[Collected data]
-.-.-

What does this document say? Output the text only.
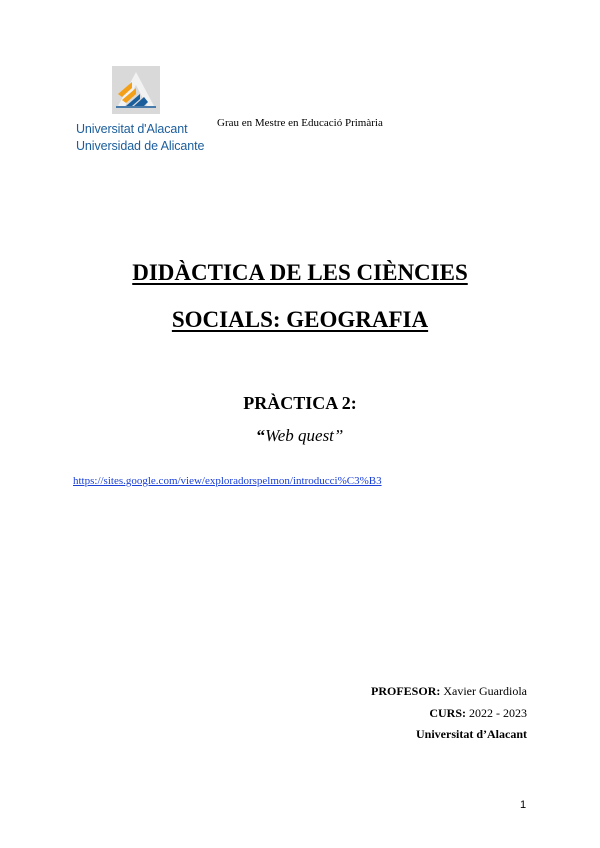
Universitat d'Alacant
Universidad de Alicante
Grau en Mestre en Educació Primària
DIDÀCTICA DE LES CIÈNCIES
SOCIALS: GEOGRAFIA
PRÀCTICA 2:
“Web quest”
https://sites.google.com/view/exploradorspelmon/introducci%C3%B3
PROFESOR: Xavier Guardiola
CURS: 2022 - 2023
Universitat d’Alacant
1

-.-.-

The task: Search the data for "Alacant" and list every line in which it occurs.

Solution to this exercise:
Universitat d'Alacant
Universitat d’Alacant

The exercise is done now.